**Task details:** Skip the pictures. Repeat everything else in the records word for word.

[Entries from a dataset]
◆ ◆ ◆ ◆ ◆ ◆ ◆
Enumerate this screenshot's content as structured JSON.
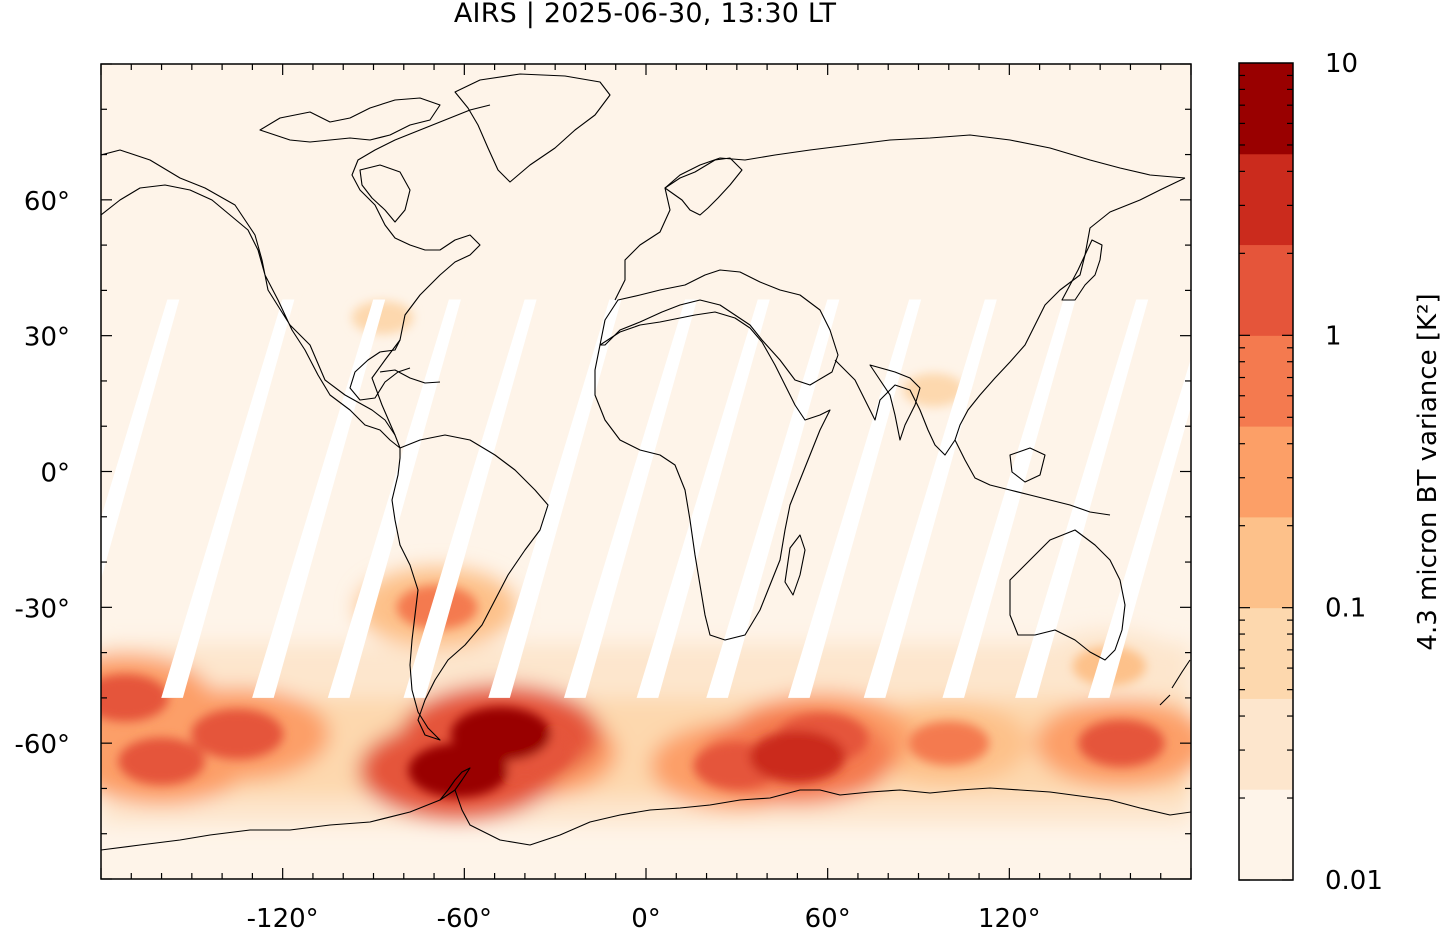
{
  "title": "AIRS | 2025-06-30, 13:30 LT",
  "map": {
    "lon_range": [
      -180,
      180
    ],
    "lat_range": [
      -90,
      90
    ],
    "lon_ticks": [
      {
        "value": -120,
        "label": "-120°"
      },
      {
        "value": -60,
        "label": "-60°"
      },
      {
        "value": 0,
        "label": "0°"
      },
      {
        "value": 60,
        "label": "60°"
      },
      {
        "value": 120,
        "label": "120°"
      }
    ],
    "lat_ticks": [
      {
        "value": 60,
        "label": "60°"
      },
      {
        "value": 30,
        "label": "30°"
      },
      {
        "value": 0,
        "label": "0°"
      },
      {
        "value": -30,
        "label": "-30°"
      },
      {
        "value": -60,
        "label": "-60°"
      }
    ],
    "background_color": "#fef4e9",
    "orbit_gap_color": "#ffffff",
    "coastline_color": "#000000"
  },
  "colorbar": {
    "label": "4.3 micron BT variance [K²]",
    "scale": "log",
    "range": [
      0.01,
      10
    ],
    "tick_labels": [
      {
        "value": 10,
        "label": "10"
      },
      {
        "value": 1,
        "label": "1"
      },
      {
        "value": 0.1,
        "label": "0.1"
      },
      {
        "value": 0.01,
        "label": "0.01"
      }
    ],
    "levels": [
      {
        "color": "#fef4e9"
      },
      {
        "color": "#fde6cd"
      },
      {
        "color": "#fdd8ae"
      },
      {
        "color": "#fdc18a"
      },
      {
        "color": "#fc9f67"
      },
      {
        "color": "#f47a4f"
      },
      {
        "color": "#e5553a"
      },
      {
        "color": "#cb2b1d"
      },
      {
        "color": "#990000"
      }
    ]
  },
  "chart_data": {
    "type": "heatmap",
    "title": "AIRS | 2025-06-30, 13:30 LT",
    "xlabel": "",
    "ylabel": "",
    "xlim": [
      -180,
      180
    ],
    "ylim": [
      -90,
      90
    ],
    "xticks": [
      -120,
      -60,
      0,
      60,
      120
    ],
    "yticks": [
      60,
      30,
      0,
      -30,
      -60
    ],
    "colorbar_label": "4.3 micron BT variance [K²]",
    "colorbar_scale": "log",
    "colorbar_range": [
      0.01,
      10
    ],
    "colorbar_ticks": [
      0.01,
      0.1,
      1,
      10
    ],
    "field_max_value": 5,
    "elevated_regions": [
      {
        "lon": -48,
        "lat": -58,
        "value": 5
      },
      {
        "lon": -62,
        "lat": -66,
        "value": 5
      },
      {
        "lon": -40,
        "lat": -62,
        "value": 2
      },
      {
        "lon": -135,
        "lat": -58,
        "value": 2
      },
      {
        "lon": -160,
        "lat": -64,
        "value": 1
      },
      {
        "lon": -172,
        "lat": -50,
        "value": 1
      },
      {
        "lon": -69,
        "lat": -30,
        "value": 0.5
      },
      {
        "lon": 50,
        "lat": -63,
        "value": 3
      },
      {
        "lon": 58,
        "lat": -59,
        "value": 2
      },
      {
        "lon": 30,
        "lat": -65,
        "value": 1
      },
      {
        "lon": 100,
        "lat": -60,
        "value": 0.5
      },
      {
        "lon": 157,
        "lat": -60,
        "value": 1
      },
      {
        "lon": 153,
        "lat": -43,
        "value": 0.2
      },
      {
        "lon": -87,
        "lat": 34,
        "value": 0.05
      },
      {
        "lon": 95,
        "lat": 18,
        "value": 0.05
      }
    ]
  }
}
◆ ◆ ◆ ◆ ◆ ◆ ◆
**Answer to the task:**
Enumerate this screenshot's content as structured JSON.
{
  "title": "AIRS | 2025-06-30, 13:30 LT",
  "map": {
    "lon_range": [
      -180,
      180
    ],
    "lat_range": [
      -90,
      90
    ],
    "lon_ticks": [
      {
        "value": -120,
        "label": "-120°"
      },
      {
        "value": -60,
        "label": "-60°"
      },
      {
        "value": 0,
        "label": "0°"
      },
      {
        "value": 60,
        "label": "60°"
      },
      {
        "value": 120,
        "label": "120°"
      }
    ],
    "lat_ticks": [
      {
        "value": 60,
        "label": "60°"
      },
      {
        "value": 30,
        "label": "30°"
      },
      {
        "value": 0,
        "label": "0°"
      },
      {
        "value": -30,
        "label": "-30°"
      },
      {
        "value": -60,
        "label": "-60°"
      }
    ],
    "background_color": "#fef4e9",
    "orbit_gap_color": "#ffffff",
    "coastline_color": "#000000"
  },
  "colorbar": {
    "label": "4.3 micron BT variance [K²]",
    "scale": "log",
    "range": [
      0.01,
      10
    ],
    "tick_labels": [
      {
        "value": 10,
        "label": "10"
      },
      {
        "value": 1,
        "label": "1"
      },
      {
        "value": 0.1,
        "label": "0.1"
      },
      {
        "value": 0.01,
        "label": "0.01"
      }
    ],
    "levels": [
      {
        "color": "#fef4e9"
      },
      {
        "color": "#fde6cd"
      },
      {
        "color": "#fdd8ae"
      },
      {
        "color": "#fdc18a"
      },
      {
        "color": "#fc9f67"
      },
      {
        "color": "#f47a4f"
      },
      {
        "color": "#e5553a"
      },
      {
        "color": "#cb2b1d"
      },
      {
        "color": "#990000"
      }
    ]
  },
  "chart_data": {
    "type": "heatmap",
    "title": "AIRS | 2025-06-30, 13:30 LT",
    "xlabel": "",
    "ylabel": "",
    "xlim": [
      -180,
      180
    ],
    "ylim": [
      -90,
      90
    ],
    "xticks": [
      -120,
      -60,
      0,
      60,
      120
    ],
    "yticks": [
      60,
      30,
      0,
      -30,
      -60
    ],
    "colorbar_label": "4.3 micron BT variance [K²]",
    "colorbar_scale": "log",
    "colorbar_range": [
      0.01,
      10
    ],
    "colorbar_ticks": [
      0.01,
      0.1,
      1,
      10
    ],
    "field_max_value": 5,
    "elevated_regions": [
      {
        "lon": -48,
        "lat": -58,
        "value": 5
      },
      {
        "lon": -62,
        "lat": -66,
        "value": 5
      },
      {
        "lon": -40,
        "lat": -62,
        "value": 2
      },
      {
        "lon": -135,
        "lat": -58,
        "value": 2
      },
      {
        "lon": -160,
        "lat": -64,
        "value": 1
      },
      {
        "lon": -172,
        "lat": -50,
        "value": 1
      },
      {
        "lon": -69,
        "lat": -30,
        "value": 0.5
      },
      {
        "lon": 50,
        "lat": -63,
        "value": 3
      },
      {
        "lon": 58,
        "lat": -59,
        "value": 2
      },
      {
        "lon": 30,
        "lat": -65,
        "value": 1
      },
      {
        "lon": 100,
        "lat": -60,
        "value": 0.5
      },
      {
        "lon": 157,
        "lat": -60,
        "value": 1
      },
      {
        "lon": 153,
        "lat": -43,
        "value": 0.2
      },
      {
        "lon": -87,
        "lat": 34,
        "value": 0.05
      },
      {
        "lon": 95,
        "lat": 18,
        "value": 0.05
      }
    ]
  }
}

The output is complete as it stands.